===== Records for this task =====
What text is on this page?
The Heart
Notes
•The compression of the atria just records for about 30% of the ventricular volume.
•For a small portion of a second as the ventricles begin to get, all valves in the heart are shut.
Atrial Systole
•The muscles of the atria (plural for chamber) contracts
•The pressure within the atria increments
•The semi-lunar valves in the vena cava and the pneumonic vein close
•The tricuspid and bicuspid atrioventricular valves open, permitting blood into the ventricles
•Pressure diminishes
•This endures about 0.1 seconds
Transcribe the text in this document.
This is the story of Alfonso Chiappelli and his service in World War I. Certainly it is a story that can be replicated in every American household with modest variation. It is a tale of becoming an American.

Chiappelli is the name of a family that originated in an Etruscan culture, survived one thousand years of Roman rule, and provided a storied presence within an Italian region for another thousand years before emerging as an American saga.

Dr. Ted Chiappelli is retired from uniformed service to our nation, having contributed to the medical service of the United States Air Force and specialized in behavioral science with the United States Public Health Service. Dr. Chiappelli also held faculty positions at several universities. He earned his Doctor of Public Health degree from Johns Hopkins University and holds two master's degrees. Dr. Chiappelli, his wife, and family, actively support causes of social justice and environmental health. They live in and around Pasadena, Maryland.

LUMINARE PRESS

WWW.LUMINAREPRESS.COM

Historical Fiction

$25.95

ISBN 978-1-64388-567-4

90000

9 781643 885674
=====
What the task asks: Leave out every line without the string "about" and copy the rest.

Written answer:
•The compression of the atria just records for about 30% of the ventricular volume.
•This endures about 0.1 seconds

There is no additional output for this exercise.